▶ _YOUR OBJECTIVE_
Quote the lines of the records below word for word, starting at the first line and ending at the line that contains "chart-title: Wechselrichtervergleich vom", with both of those lines included.

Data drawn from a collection
--*--

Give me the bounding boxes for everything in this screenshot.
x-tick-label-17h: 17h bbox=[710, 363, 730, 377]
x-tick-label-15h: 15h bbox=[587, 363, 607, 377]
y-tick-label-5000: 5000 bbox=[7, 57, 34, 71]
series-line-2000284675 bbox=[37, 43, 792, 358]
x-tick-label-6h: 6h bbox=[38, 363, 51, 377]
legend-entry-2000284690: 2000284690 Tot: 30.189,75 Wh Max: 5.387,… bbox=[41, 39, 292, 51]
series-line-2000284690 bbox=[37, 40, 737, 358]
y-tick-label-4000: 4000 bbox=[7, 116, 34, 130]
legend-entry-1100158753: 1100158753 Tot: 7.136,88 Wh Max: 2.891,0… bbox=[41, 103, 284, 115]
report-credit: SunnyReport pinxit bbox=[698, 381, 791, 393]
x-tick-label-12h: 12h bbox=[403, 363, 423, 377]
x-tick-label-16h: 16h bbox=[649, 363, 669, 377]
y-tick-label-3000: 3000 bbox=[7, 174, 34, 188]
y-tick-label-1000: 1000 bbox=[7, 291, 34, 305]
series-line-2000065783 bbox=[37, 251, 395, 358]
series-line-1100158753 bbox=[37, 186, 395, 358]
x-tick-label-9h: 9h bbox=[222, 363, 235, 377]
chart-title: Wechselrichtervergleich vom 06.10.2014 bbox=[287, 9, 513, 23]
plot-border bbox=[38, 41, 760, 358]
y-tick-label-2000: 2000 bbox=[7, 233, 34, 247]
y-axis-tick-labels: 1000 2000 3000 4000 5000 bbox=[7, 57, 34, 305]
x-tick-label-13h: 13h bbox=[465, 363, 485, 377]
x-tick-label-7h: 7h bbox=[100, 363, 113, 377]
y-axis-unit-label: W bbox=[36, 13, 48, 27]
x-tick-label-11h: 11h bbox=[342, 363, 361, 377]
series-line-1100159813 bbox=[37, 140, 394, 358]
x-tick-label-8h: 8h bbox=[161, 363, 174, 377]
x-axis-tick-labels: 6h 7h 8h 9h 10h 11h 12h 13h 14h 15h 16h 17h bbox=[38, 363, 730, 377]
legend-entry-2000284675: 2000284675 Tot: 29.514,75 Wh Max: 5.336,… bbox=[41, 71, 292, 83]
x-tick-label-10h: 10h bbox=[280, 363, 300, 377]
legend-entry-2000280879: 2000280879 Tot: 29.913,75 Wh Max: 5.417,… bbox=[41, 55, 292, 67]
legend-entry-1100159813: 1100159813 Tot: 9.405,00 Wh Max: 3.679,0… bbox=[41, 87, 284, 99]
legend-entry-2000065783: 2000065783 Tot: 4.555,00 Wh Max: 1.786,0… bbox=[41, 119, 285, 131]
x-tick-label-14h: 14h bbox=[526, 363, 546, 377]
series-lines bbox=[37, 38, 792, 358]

--*--

▶ _COMPLETE RESPONSE_
Give me the bounding boxes for everything in this screenshot.
x-tick-label-17h: 17h bbox=[710, 363, 730, 377]
x-tick-label-15h: 15h bbox=[587, 363, 607, 377]
y-tick-label-5000: 5000 bbox=[7, 57, 34, 71]
series-line-2000284675 bbox=[37, 43, 792, 358]
x-tick-label-6h: 6h bbox=[38, 363, 51, 377]
legend-entry-2000284690: 2000284690 Tot: 30.189,75 Wh Max: 5.387,… bbox=[41, 39, 292, 51]
series-line-2000284690 bbox=[37, 40, 737, 358]
y-tick-label-4000: 4000 bbox=[7, 116, 34, 130]
legend-entry-1100158753: 1100158753 Tot: 7.136,88 Wh Max: 2.891,0… bbox=[41, 103, 284, 115]
report-credit: SunnyReport pinxit bbox=[698, 381, 791, 393]
x-tick-label-12h: 12h bbox=[403, 363, 423, 377]
x-tick-label-16h: 16h bbox=[649, 363, 669, 377]
y-tick-label-3000: 3000 bbox=[7, 174, 34, 188]
y-tick-label-1000: 1000 bbox=[7, 291, 34, 305]
series-line-2000065783 bbox=[37, 251, 395, 358]
series-line-1100158753 bbox=[37, 186, 395, 358]
x-tick-label-9h: 9h bbox=[222, 363, 235, 377]
chart-title: Wechselrichtervergleich vom 06.10.2014 bbox=[287, 9, 513, 23]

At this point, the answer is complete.